- Written exercise -
Below are some records; return each one exactly.

++++

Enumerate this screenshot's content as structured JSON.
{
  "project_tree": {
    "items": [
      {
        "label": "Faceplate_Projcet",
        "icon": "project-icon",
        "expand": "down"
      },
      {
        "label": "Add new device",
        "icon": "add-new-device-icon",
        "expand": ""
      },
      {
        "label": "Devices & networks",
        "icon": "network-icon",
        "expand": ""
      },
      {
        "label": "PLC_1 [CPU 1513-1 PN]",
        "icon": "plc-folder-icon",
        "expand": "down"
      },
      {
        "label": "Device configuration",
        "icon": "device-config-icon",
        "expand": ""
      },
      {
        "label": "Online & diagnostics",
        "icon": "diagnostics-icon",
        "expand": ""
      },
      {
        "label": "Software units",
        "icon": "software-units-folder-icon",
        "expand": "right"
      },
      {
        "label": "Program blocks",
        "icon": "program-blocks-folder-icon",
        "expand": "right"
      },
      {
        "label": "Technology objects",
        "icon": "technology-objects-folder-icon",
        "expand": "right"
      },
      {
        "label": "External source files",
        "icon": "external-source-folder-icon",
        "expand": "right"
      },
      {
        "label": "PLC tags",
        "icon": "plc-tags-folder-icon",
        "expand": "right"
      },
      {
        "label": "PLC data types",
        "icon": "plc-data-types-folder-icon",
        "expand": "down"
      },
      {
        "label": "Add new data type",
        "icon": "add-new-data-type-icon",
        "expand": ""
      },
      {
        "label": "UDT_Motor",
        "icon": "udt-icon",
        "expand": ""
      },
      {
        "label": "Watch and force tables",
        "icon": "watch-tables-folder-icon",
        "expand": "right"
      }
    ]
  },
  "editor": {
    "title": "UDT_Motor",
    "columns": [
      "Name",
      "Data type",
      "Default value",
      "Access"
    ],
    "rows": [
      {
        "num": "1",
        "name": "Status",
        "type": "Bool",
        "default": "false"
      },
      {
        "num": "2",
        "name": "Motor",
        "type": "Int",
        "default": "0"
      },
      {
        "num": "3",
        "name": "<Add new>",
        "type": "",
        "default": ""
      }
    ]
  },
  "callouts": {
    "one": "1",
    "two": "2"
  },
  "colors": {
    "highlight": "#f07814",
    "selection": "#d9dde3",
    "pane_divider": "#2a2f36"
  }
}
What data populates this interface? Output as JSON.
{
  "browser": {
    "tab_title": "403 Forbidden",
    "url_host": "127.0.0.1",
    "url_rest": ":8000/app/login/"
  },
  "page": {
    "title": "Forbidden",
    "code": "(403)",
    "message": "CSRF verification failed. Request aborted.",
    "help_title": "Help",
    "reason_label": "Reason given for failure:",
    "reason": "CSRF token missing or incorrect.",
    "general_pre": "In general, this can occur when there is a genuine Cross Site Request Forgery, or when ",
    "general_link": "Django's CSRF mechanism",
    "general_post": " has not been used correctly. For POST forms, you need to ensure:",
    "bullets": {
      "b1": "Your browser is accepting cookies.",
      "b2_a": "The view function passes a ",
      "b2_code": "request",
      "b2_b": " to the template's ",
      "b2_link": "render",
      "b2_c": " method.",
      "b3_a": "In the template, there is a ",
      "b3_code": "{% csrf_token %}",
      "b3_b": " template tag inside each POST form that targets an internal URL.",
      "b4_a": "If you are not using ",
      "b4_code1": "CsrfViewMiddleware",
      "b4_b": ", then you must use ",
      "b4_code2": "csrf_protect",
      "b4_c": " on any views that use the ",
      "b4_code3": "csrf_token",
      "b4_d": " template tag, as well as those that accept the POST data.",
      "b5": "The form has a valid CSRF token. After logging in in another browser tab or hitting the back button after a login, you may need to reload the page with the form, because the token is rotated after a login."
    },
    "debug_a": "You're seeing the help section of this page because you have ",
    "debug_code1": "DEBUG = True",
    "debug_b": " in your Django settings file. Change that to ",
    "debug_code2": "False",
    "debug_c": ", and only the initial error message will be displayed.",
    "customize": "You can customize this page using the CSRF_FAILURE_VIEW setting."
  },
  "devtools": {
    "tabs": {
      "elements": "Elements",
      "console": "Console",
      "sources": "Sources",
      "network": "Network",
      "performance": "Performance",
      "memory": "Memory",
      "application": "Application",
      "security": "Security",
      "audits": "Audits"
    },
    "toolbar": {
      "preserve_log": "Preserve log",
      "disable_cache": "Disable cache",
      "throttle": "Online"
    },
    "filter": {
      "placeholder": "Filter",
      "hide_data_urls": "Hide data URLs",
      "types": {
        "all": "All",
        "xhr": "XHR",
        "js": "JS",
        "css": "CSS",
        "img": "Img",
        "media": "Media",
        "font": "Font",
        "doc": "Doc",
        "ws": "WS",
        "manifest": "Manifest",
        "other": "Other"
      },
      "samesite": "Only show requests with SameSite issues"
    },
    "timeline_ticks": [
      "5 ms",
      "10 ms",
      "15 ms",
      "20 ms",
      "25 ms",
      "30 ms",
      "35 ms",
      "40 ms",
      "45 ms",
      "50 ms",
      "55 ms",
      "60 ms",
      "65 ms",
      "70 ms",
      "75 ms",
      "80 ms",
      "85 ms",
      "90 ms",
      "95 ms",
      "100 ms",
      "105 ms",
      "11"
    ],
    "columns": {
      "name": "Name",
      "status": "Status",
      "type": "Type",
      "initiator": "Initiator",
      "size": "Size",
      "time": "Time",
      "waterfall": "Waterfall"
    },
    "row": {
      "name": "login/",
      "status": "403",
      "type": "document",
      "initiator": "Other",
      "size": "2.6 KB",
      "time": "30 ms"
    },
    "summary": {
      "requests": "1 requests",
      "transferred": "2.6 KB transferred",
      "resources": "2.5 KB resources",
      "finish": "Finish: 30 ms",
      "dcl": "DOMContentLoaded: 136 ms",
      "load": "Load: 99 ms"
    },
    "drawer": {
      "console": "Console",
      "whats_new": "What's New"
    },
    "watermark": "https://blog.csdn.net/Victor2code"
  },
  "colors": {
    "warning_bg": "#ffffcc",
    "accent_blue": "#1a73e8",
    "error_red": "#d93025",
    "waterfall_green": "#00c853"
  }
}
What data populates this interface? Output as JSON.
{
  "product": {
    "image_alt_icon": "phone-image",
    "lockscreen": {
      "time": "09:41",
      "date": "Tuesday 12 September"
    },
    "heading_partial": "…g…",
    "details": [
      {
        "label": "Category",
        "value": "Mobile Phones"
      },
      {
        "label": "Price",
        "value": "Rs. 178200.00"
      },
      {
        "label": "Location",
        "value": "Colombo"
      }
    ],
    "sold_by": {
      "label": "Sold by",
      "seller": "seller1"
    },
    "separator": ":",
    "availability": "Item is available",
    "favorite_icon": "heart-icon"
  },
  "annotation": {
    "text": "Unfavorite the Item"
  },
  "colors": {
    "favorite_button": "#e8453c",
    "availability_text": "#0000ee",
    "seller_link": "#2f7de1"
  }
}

++++

- Full output -
Enumerate this screenshot's content as structured JSON.
{
  "project_tree": {
    "items": [
      {
        "label": "Faceplate_Projcet",
        "icon": "project-icon",
        "expand": "down"
      },
      {
        "label": "Add new device",
        "icon": "add-new-device-icon",
        "expand": ""
      },
      {
        "label": "Devices & networks",
        "icon": "network-icon",
        "expand": ""
      },
      {
        "label": "PLC_1 [CPU 1513-1 PN]",
        "icon": "plc-folder-icon",
        "expand": "down"
      },
      {
        "label": "Device configuration",
        "icon": "device-config-icon",
        "expand": ""
      },
      {
        "label": "Online & diagnostics",
        "icon": "diagnostics-icon",
        "expand": ""
      },
      {
        "label": "Software units",
        "icon": "software-units-folder-icon",
        "expand": "right"
      },
      {
        "label": "Program blocks",
        "icon": "program-blocks-folder-icon",
        "expand": "right"
      },
      {
        "label": "Technology objects",
        "icon": "technology-objects-folder-icon",
        "expand": "right"
      },
      {
        "label": "External source files",
        "icon": "external-source-folder-icon",
        "expand": "right"
      },
      {
        "label": "PLC tags",
        "icon": "plc-tags-folder-icon",
        "expand": "right"
      },
      {
        "label": "PLC data types",
        "icon": "plc-data-types-folder-icon",
        "expand": "down"
      },
      {
        "label": "Add new data type",
        "icon": "add-new-data-type-icon",
        "expand": ""
      },
      {
        "label": "UDT_Motor",
        "icon": "udt-icon",
        "expand": ""
      },
      {
        "label": "Watch and force tables",
        "icon": "watch-tables-folder-icon",
        "expand": "right"
      }
    ]
  },
  "editor": {
    "title": "UDT_Motor",
    "columns": [
      "Name",
      "Data type",
      "Default value",
      "Access"
    ],
    "rows": [
      {
        "num": "1",
        "name": "Status",
        "type": "Bool",
        "default": "false"
      },
      {
        "num": "2",
        "name": "Motor",
        "type": "Int",
        "default": "0"
      },
      {
        "num": "3",
        "name": "<Add new>",
        "type": "",
        "default": ""
      }
    ]
  },
  "callouts": {
    "one": "1",
    "two": "2"
  },
  "colors": {
    "highlight": "#f07814",
    "selection": "#d9dde3",
    "pane_divider": "#2a2f36"
  }
}
What data populates this interface? Output as JSON.
{
  "browser": {
    "tab_title": "403 Forbidden",
    "url_host": "127.0.0.1",
    "url_rest": ":8000/app/login/"
  },
  "page": {
    "title": "Forbidden",
    "code": "(403)",
    "message": "CSRF verification failed. Request aborted.",
    "help_title": "Help",
    "reason_label": "Reason given for failure:",
    "reason": "CSRF token missing or incorrect.",
    "general_pre": "In general, this can occur when there is a genuine Cross Site Request Forgery, or when ",
    "general_link": "Django's CSRF mechanism",
    "general_post": " has not been used correctly. For POST forms, you need to ensure:",
    "bullets": {
      "b1": "Your browser is accepting cookies.",
      "b2_a": "The view function passes a ",
      "b2_code": "request",
      "b2_b": " to the template's ",
      "b2_link": "render",
      "b2_c": " method.",
      "b3_a": "In the template, there is a ",
      "b3_code": "{% csrf_token %}",
      "b3_b": " template tag inside each POST form that targets an internal URL.",
      "b4_a": "If you are not using ",
      "b4_code1": "CsrfViewMiddleware",
      "b4_b": ", then you must use ",
      "b4_code2": "csrf_protect",
      "b4_c": " on any views that use the ",
      "b4_code3": "csrf_token",
      "b4_d": " template tag, as well as those that accept the POST data.",
      "b5": "The form has a valid CSRF token. After logging in in another browser tab or hitting the back button after a login, you may need to reload the page with the form, because the token is rotated after a login."
    },
    "debug_a": "You're seeing the help section of this page because you have ",
    "debug_code1": "DEBUG = True",
    "debug_b": " in your Django settings file. Change that to ",
    "debug_code2": "False",
    "debug_c": ", and only the initial error message will be displayed.",
    "customize": "You can customize this page using the CSRF_FAILURE_VIEW setting."
  },
  "devtools": {
    "tabs": {
      "elements": "Elements",
      "console": "Console",
      "sources": "Sources",
      "network": "Network",
      "performance": "Performance",
      "memory": "Memory",
      "application": "Application",
      "security": "Security",
      "audits": "Audits"
    },
    "toolbar": {
      "preserve_log": "Preserve log",
      "disable_cache": "Disable cache",
      "throttle": "Online"
    },
    "filter": {
      "placeholder": "Filter",
      "hide_data_urls": "Hide data URLs",
      "types": {
        "all": "All",
        "xhr": "XHR",
        "js": "JS",
        "css": "CSS",
        "img": "Img",
        "media": "Media",
        "font": "Font",
        "doc": "Doc",
        "ws": "WS",
        "manifest": "Manifest",
        "other": "Other"
      },
      "samesite": "Only show requests with SameSite issues"
    },
    "timeline_ticks": [
      "5 ms",
      "10 ms",
      "15 ms",
      "20 ms",
      "25 ms",
      "30 ms",
      "35 ms",
      "40 ms",
      "45 ms",
      "50 ms",
      "55 ms",
      "60 ms",
      "65 ms",
      "70 ms",
      "75 ms",
      "80 ms",
      "85 ms",
      "90 ms",
      "95 ms",
      "100 ms",
      "105 ms",
      "11"
    ],
    "columns": {
      "name": "Name",
      "status": "Status",
      "type": "Type",
      "initiator": "Initiator",
      "size": "Size",
      "time": "Time",
      "waterfall": "Waterfall"
    },
    "row": {
      "name": "login/",
      "status": "403",
      "type": "document",
      "initiator": "Other",
      "size": "2.6 KB",
      "time": "30 ms"
    },
    "summary": {
      "requests": "1 requests",
      "transferred": "2.6 KB transferred",
      "resources": "2.5 KB resources",
      "finish": "Finish: 30 ms",
      "dcl": "DOMContentLoaded: 136 ms",
      "load": "Load: 99 ms"
    },
    "drawer": {
      "console": "Console",
      "whats_new": "What's New"
    },
    "watermark": "https://blog.csdn.net/Victor2code"
  },
  "colors": {
    "warning_bg": "#ffffcc",
    "accent_blue": "#1a73e8",
    "error_red": "#d93025",
    "waterfall_green": "#00c853"
  }
}
What data populates this interface? Output as JSON.
{
  "product": {
    "image_alt_icon": "phone-image",
    "lockscreen": {
      "time": "09:41",
      "date": "Tuesday 12 September"
    },
    "heading_partial": "…g…",
    "details": [
      {
        "label": "Category",
        "value": "Mobile Phones"
      },
      {
        "label": "Price",
        "value": "Rs. 178200.00"
      },
      {
        "label": "Location",
        "value": "Colombo"
      }
    ],
    "sold_by": {
      "label": "Sold by",
      "seller": "seller1"
    },
    "separator": ":",
    "availability": "Item is available",
    "favorite_icon": "heart-icon"
  },
  "annotation": {
    "text": "Unfavorite the Item"
  },
  "colors": {
    "favorite_button": "#e8453c",
    "availability_text": "#0000ee",
    "seller_link": "#2f7de1"
  }
}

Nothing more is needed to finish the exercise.